* RECORD SET *
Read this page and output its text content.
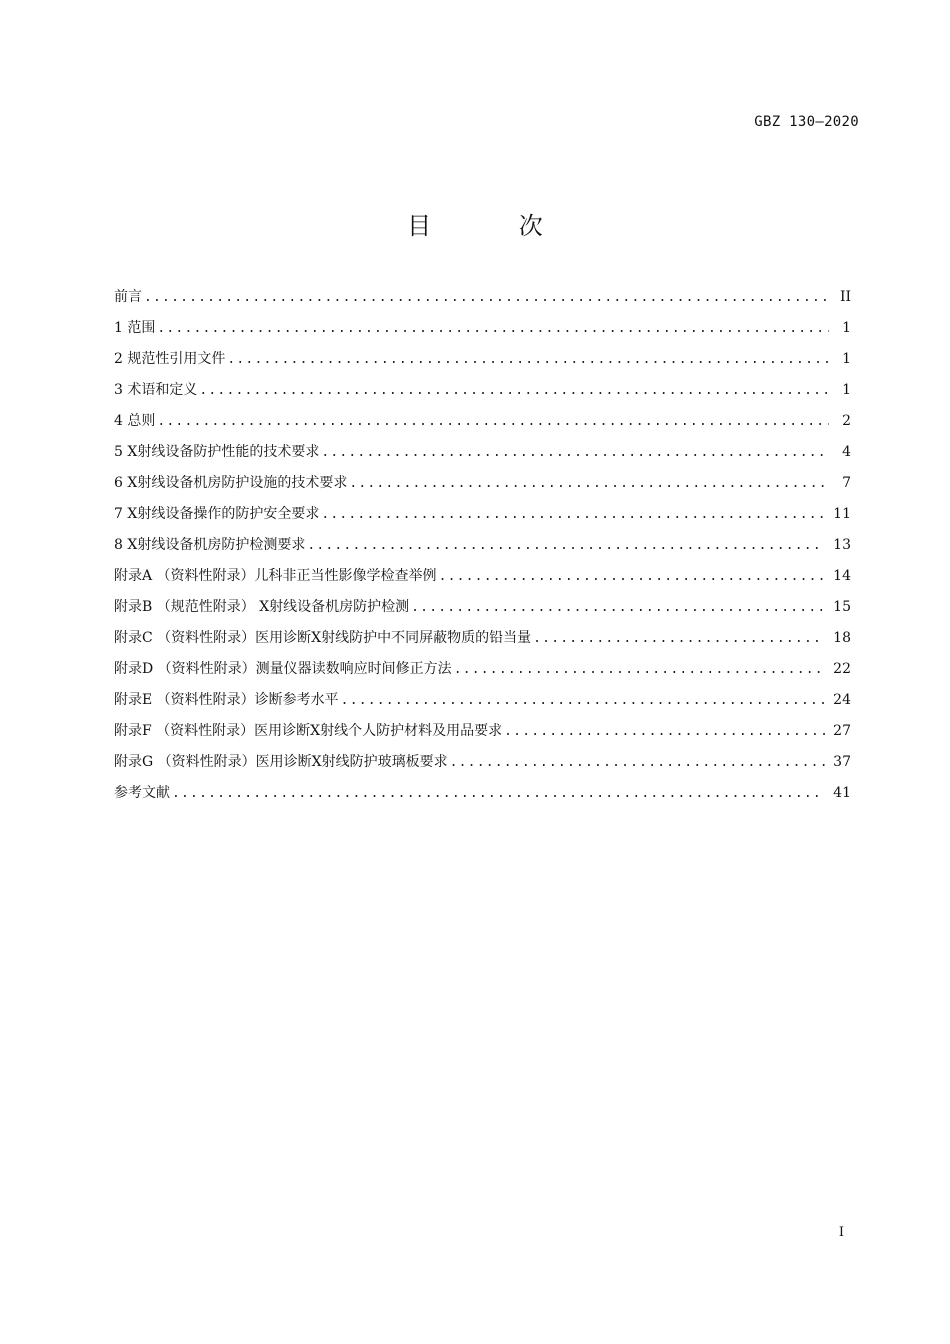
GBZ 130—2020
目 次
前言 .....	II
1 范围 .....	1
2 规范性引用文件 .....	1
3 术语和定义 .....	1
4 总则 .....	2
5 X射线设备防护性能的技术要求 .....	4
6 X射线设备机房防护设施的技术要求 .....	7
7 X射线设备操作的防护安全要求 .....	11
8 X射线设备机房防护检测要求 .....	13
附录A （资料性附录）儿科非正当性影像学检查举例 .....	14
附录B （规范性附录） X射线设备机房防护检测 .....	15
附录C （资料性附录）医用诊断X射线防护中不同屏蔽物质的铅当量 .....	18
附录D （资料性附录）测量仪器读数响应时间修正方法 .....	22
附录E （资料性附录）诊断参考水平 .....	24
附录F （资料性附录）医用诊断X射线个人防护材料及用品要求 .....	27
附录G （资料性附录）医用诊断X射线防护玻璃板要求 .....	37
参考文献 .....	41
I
...
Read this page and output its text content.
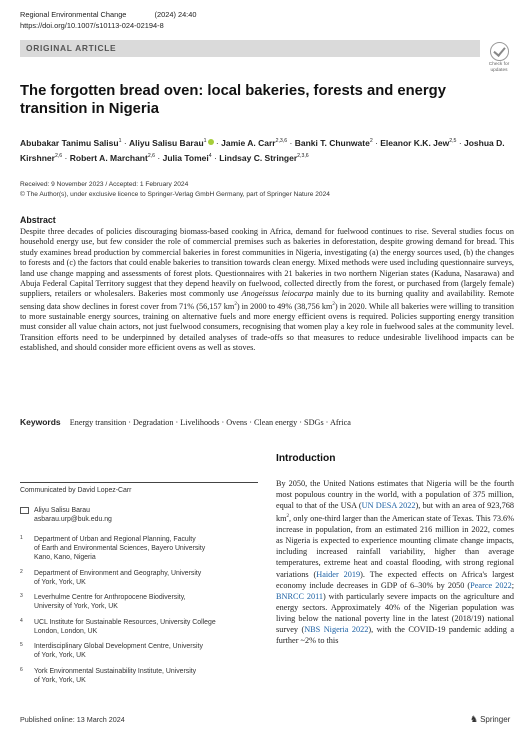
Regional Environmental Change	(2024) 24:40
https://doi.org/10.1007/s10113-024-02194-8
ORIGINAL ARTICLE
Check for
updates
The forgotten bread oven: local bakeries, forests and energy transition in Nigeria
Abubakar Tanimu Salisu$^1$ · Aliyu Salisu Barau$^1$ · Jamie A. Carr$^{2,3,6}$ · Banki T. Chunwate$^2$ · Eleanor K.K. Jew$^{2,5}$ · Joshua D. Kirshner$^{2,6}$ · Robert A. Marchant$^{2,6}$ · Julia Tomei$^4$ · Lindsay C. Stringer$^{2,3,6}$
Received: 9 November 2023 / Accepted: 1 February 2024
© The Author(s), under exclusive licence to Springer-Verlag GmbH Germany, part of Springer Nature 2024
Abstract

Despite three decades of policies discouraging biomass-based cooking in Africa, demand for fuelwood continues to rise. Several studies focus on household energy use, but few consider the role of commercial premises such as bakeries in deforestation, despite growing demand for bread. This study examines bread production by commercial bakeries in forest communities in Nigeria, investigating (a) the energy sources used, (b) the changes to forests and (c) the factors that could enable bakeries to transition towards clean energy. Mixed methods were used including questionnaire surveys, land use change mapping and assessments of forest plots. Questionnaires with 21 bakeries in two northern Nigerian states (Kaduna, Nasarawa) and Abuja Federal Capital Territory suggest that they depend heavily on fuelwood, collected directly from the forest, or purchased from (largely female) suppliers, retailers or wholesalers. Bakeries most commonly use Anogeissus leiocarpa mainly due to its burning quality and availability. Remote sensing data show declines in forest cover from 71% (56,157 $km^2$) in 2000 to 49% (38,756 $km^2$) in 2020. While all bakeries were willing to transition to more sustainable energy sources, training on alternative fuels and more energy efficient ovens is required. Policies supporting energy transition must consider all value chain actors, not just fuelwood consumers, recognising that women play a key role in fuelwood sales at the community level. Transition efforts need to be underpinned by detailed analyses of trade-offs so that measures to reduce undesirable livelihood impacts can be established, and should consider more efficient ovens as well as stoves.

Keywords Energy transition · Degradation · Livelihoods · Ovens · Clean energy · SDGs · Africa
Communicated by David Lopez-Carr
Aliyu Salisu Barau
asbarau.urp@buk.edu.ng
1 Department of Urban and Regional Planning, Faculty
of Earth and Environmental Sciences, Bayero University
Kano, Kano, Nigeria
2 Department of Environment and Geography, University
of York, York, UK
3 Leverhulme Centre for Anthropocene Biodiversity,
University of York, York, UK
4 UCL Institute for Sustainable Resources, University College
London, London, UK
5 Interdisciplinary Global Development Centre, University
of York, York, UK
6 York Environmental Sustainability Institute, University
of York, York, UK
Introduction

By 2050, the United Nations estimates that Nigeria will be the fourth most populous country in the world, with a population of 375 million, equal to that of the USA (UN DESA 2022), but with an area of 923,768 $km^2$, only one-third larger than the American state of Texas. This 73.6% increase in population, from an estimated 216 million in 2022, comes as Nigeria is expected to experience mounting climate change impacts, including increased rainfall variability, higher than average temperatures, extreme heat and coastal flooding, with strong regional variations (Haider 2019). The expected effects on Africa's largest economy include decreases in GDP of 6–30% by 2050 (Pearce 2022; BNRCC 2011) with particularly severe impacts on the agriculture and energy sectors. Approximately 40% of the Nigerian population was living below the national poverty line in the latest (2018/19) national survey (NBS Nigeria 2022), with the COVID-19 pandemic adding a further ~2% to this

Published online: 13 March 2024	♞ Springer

* EXERCISE INSTRUCTIONS *
Out of the material above, gather each line where "Institute" appears.

* ANSWER TO THIS EXERCISE *
4 UCL Institute for Sustainable Resources, University College
6 York Environmental Sustainability Institute, University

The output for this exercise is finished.